-- Exercise --
Repeat word for word the rows starting at the line that contains "Patent image size: (1366, 1020)." and ending at the line that contains "The positive pump 102 is at (275, 44).", including both of those lines.
--- start of Record extracts ---
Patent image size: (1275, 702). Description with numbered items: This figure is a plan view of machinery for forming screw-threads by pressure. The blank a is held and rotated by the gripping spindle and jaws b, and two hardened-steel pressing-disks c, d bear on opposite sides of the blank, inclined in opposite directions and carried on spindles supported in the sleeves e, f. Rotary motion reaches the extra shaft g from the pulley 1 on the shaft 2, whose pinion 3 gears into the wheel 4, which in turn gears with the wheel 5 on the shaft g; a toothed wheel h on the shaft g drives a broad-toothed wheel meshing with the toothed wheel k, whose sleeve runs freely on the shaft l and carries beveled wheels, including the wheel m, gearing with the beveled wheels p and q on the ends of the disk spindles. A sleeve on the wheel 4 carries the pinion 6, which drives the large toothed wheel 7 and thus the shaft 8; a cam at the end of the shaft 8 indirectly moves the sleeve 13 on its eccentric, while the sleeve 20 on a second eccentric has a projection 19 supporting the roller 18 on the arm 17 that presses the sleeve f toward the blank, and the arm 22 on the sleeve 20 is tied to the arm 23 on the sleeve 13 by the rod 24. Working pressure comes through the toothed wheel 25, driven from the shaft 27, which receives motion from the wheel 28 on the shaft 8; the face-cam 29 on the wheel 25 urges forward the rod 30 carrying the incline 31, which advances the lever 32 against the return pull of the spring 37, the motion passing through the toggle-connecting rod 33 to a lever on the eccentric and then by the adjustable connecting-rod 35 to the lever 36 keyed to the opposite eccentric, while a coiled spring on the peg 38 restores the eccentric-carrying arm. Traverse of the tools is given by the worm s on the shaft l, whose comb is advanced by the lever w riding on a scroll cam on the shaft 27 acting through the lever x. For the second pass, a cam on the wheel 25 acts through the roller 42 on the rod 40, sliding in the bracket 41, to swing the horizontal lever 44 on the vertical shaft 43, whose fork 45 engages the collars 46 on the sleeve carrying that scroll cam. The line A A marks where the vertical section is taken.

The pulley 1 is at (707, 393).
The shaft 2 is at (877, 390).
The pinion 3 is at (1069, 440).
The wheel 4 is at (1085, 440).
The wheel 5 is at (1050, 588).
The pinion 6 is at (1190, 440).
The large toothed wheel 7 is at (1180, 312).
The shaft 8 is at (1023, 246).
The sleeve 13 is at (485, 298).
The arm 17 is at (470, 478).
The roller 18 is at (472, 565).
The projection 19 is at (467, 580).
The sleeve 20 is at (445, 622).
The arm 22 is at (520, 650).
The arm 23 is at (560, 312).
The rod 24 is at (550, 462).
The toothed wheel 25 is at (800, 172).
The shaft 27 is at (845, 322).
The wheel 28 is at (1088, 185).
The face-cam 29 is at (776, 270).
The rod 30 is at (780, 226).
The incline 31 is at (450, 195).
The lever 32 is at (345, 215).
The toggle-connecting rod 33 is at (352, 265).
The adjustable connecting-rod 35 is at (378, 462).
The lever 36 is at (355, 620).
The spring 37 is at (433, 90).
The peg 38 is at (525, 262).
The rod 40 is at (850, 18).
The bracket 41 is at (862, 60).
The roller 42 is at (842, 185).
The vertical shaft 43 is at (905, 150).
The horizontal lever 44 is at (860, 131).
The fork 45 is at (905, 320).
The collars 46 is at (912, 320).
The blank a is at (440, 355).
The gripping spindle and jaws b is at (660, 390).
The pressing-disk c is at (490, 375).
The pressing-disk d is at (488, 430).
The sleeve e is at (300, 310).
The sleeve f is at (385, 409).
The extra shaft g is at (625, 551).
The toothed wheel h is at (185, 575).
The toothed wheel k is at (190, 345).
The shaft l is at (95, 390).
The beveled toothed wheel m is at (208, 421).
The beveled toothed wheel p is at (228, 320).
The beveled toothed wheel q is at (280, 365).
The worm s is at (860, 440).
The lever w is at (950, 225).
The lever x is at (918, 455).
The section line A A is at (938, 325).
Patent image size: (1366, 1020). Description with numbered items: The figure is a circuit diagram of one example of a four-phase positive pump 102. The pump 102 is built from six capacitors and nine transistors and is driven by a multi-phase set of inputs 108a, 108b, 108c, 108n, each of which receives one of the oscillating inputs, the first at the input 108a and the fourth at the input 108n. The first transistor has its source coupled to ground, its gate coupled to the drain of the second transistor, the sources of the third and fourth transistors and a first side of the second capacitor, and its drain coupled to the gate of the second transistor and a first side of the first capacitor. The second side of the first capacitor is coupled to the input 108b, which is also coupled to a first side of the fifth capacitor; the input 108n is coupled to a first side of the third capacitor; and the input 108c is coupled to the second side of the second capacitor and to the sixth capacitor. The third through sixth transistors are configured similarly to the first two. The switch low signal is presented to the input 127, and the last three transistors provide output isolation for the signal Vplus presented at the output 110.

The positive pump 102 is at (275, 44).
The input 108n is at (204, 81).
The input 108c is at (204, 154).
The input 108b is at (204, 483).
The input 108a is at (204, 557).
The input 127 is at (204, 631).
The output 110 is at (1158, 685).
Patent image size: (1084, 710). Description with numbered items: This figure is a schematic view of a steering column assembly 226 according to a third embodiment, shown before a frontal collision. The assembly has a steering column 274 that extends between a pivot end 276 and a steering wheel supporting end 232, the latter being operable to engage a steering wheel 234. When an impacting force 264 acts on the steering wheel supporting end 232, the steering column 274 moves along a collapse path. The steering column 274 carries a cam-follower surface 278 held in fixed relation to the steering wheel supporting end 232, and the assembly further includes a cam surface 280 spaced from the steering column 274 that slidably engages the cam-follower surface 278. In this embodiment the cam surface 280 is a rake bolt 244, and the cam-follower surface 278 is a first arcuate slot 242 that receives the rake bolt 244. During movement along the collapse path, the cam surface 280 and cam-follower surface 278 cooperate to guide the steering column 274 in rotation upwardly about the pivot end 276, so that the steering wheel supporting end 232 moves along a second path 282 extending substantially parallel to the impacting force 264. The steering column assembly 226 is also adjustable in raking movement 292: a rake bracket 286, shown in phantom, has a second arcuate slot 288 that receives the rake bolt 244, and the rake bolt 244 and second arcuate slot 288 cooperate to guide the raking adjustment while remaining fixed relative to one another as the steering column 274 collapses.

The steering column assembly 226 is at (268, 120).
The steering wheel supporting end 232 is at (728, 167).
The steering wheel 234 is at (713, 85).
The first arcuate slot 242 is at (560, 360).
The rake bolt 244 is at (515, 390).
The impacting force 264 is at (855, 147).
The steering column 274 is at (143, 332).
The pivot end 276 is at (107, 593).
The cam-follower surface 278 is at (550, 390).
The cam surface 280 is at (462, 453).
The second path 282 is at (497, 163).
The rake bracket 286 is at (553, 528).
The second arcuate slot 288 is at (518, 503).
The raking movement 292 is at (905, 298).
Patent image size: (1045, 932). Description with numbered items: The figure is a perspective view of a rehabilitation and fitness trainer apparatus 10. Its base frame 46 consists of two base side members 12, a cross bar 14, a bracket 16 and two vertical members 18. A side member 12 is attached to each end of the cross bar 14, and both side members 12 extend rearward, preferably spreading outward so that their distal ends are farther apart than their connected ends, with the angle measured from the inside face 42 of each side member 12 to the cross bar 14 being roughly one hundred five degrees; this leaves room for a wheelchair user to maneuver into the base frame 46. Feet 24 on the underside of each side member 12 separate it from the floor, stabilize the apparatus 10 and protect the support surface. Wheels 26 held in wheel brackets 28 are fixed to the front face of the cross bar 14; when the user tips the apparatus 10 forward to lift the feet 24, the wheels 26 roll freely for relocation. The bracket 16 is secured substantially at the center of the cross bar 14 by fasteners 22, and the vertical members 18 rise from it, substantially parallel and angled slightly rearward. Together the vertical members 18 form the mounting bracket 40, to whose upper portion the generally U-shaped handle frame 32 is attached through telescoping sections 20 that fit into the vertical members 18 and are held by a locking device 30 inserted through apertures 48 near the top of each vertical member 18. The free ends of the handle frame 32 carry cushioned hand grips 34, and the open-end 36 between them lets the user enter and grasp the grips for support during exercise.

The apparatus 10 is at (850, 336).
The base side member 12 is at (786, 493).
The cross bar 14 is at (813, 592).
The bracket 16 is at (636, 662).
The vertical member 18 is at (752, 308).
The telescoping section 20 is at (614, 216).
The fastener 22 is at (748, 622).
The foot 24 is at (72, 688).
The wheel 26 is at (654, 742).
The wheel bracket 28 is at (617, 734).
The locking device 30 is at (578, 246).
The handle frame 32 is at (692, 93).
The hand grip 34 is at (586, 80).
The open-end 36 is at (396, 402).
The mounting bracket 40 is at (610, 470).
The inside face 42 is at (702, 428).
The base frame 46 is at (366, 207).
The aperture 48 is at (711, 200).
--- end of Record extracts ---
-- Answer below --
Patent image size: (1366, 1020). Description with numbered items: The figure is a circuit diagram of one example of a four-phase positive pump 102. The pump 102 is built from six capacitors and nine transistors and is driven by a multi-phase set of inputs 108a, 108b, 108c, 108n, each of which receives one of the oscillating inputs, the first at the input 108a and the fourth at the input 108n. The first transistor has its source coupled to ground, its gate coupled to the drain of the second transistor, the sources of the third and fourth transistors and a first side of the second capacitor, and its drain coupled to the gate of the second transistor and a first side of the first capacitor. The second side of the first capacitor is coupled to the input 108b, which is also coupled to a first side of the fifth capacitor; the input 108n is coupled to a first side of the third capacitor; and the input 108c is coupled to the second side of the second capacitor and to the sixth capacitor. The third through sixth transistors are configured similarly to the first two. The switch low signal is presented to the input 127, and the last three transistors provide output isolation for the signal Vplus presented at the output 110.

The positive pump 102 is at (275, 44).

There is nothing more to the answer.